=== MATERIALS PROVIDED ===

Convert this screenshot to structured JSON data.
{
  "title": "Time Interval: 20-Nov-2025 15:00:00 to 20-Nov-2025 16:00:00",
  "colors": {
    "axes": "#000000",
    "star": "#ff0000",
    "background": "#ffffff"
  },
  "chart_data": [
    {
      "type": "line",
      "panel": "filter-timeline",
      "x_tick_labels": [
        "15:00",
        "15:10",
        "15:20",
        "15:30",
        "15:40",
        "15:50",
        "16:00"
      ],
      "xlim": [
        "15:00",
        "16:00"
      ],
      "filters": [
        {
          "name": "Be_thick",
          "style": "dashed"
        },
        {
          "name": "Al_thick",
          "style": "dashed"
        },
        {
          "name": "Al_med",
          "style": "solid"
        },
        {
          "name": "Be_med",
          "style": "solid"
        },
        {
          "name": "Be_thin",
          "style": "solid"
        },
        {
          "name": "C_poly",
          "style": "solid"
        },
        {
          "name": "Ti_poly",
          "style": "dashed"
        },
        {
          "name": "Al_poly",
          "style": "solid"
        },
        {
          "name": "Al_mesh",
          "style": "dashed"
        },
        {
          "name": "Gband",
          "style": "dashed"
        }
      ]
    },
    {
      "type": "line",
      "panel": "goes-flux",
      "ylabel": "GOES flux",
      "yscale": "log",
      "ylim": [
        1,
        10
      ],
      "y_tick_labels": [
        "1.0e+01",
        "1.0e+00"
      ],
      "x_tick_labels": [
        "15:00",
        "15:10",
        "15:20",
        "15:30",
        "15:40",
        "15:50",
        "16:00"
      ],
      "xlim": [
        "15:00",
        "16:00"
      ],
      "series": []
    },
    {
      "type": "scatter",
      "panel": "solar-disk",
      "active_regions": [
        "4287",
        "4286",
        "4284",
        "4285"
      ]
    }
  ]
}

=== PROBLEM ===
Could you reproduce every record above exactly as it appears?

=== SOLUTION FOR THIS TASK ===
Convert this screenshot to structured JSON data.
{
  "title": "Time Interval: 20-Nov-2025 15:00:00 to 20-Nov-2025 16:00:00",
  "colors": {
    "axes": "#000000",
    "star": "#ff0000",
    "background": "#ffffff"
  },
  "chart_data": [
    {
      "type": "line",
      "panel": "filter-timeline",
      "x_tick_labels": [
        "15:00",
        "15:10",
        "15:20",
        "15:30",
        "15:40",
        "15:50",
        "16:00"
      ],
      "xlim": [
        "15:00",
        "16:00"
      ],
      "filters": [
        {
          "name": "Be_thick",
          "style": "dashed"
        },
        {
          "name": "Al_thick",
          "style": "dashed"
        },
        {
          "name": "Al_med",
          "style": "solid"
        },
        {
          "name": "Be_med",
          "style": "solid"
        },
        {
          "name": "Be_thin",
          "style": "solid"
        },
        {
          "name": "C_poly",
          "style": "solid"
        },
        {
          "name": "Ti_poly",
          "style": "dashed"
        },
        {
          "name": "Al_poly",
          "style": "solid"
        },
        {
          "name": "Al_mesh",
          "style": "dashed"
        },
        {
          "name": "Gband",
          "style": "dashed"
        }
      ]
    },
    {
      "type": "line",
      "panel": "goes-flux",
      "ylabel": "GOES flux",
      "yscale": "log",
      "ylim": [
        1,
        10
      ],
      "y_tick_labels": [
        "1.0e+01",
        "1.0e+00"
      ],
      "x_tick_labels": [
        "15:00",
        "15:10",
        "15:20",
        "15:30",
        "15:40",
        "15:50",
        "16:00"
      ],
      "xlim": [
        "15:00",
        "16:00"
      ],
      "series": []
    },
    {
      "type": "scatter",
      "panel": "solar-disk",
      "active_regions": [
        "4287",
        "4286",
        "4284",
        "4285"
      ]
    }
  ]
}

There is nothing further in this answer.